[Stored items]
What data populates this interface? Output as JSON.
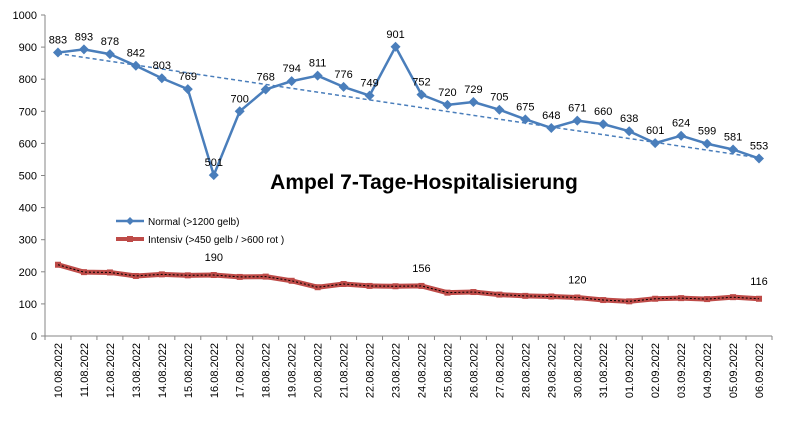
{
  "chart_data": {
    "type": "line",
    "title": "Ampel 7-Tage-Hospitalisierung",
    "xlabel": "",
    "ylabel": "",
    "ylim": [
      0,
      1000
    ],
    "yticks": [
      0,
      100,
      200,
      300,
      400,
      500,
      600,
      700,
      800,
      900,
      1000
    ],
    "grid": false,
    "legend_position": "center-left",
    "categories": [
      "10.08.2022",
      "11.08.2022",
      "12.08.2022",
      "13.08.2022",
      "14.08.2022",
      "15.08.2022",
      "16.08.2022",
      "17.08.2022",
      "18.08.2022",
      "19.08.2022",
      "20.08.2022",
      "21.08.2022",
      "22.08.2022",
      "23.08.2022",
      "24.08.2022",
      "25.08.2022",
      "26.08.2022",
      "27.08.2022",
      "28.08.2022",
      "29.08.2022",
      "30.08.2022",
      "31.08.2022",
      "01.09.2022",
      "02.09.2022",
      "03.09.2022",
      "04.09.2022",
      "05.09.2022",
      "06.09.2022"
    ],
    "series": [
      {
        "name": "Normal (>1200 gelb)",
        "color": "#4a7ebb",
        "marker": "diamond",
        "values": [
          883,
          893,
          878,
          842,
          803,
          769,
          501,
          700,
          768,
          794,
          811,
          776,
          749,
          901,
          752,
          720,
          729,
          705,
          675,
          648,
          671,
          660,
          638,
          601,
          624,
          599,
          581,
          553
        ],
        "labels": [
          "883",
          "893",
          "878",
          "842",
          "803",
          "769",
          "501",
          "700",
          "768",
          "794",
          "811",
          "776",
          "749",
          "901",
          "752",
          "720",
          "729",
          "705",
          "675",
          "648",
          "671",
          "660",
          "638",
          "601",
          "624",
          "599",
          "581",
          "553"
        ],
        "trendline": [
          880,
          555
        ]
      },
      {
        "name": "Intensiv (>450 gelb / >600 rot )",
        "color": "#be4b48",
        "marker": "square",
        "values": [
          222,
          199,
          198,
          187,
          192,
          189,
          190,
          184,
          185,
          172,
          152,
          162,
          156,
          155,
          156,
          135,
          137,
          129,
          125,
          123,
          120,
          112,
          108,
          116,
          118,
          115,
          121,
          116
        ],
        "labels": {
          "6": "190",
          "14": "156",
          "20": "120",
          "27": "116"
        }
      }
    ]
  }
}
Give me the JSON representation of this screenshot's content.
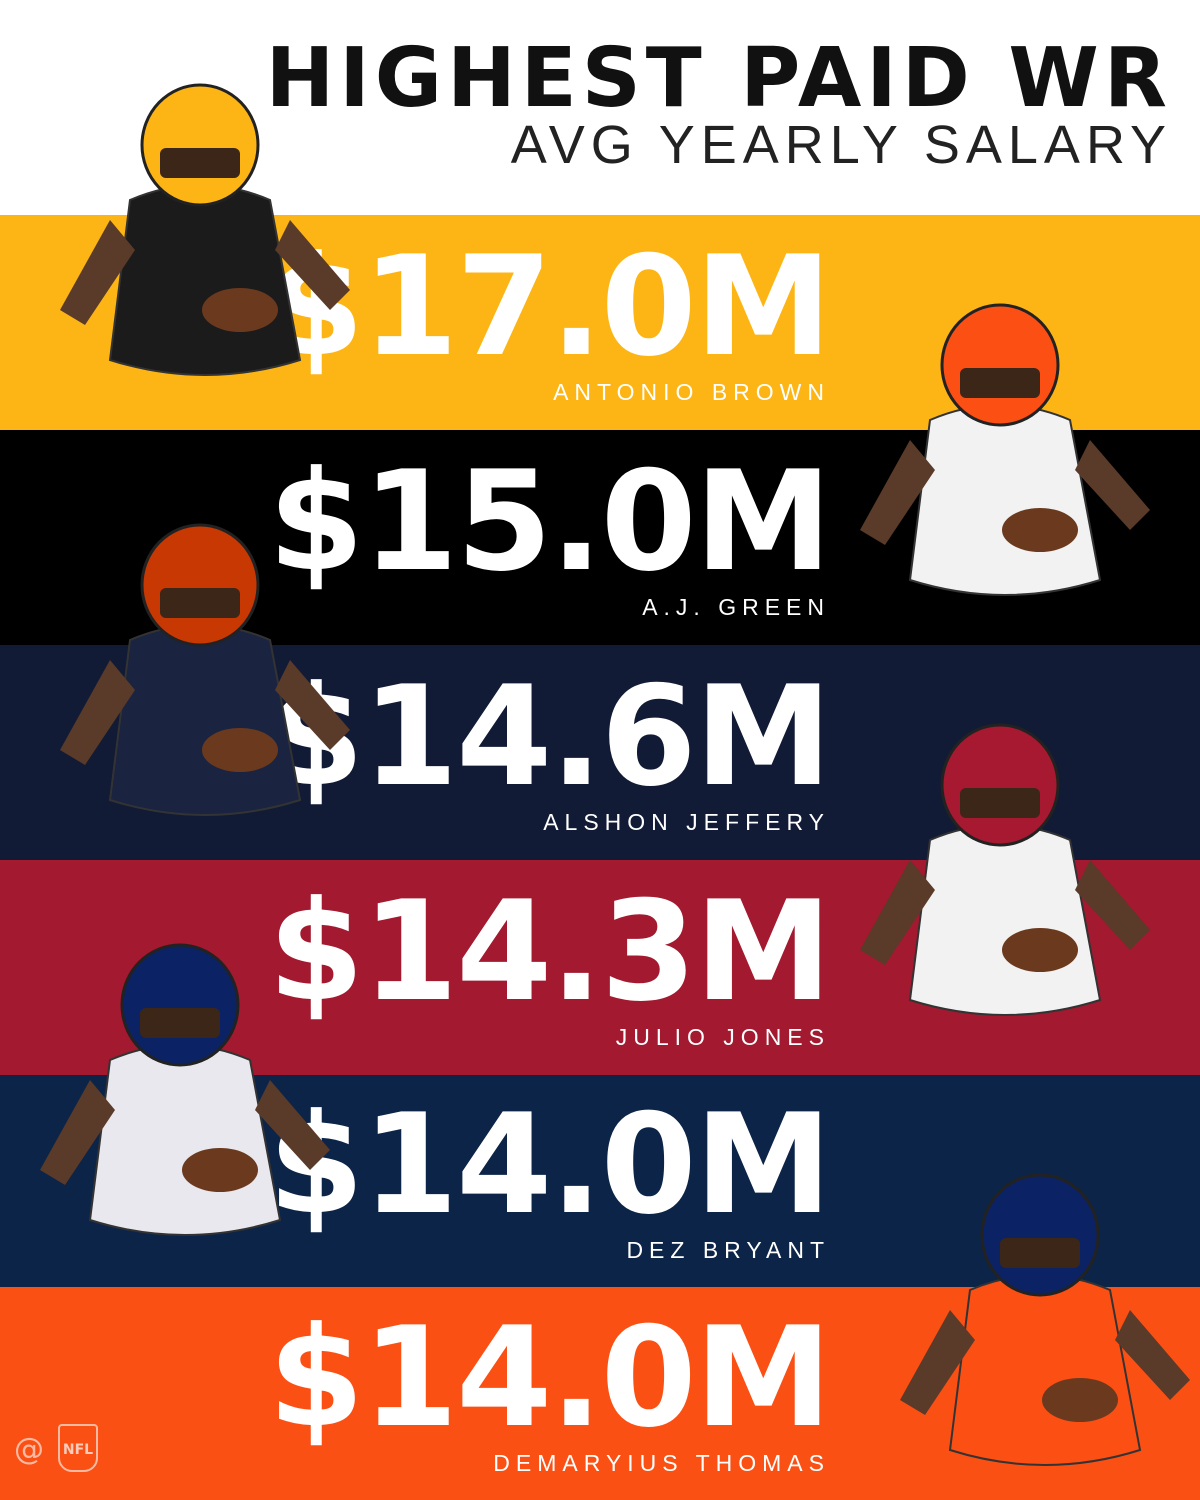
{
  "header": {
    "title": "HIGHEST PAID WR",
    "subtitle": "AVG YEARLY SALARY"
  },
  "rows": [
    {
      "salary": "$17.0M",
      "name": "ANTONIO BROWN",
      "color": "#fdb515"
    },
    {
      "salary": "$15.0M",
      "name": "A.J. GREEN",
      "color": "#000000"
    },
    {
      "salary": "$14.6M",
      "name": "ALSHON JEFFERY",
      "color": "#121b35"
    },
    {
      "salary": "$14.3M",
      "name": "JULIO JONES",
      "color": "#a3192f"
    },
    {
      "salary": "$14.0M",
      "name": "DEZ BRYANT",
      "color": "#0c2447"
    },
    {
      "salary": "$14.0M",
      "name": "DEMARYIUS THOMAS",
      "color": "#fb5014"
    }
  ],
  "footer": {
    "handle": "@",
    "logo": "NFL"
  }
}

▶ _Set problem_: Determine how many of the lines above hold the word "color", and output that number by itself.

▶ _Written response_: 8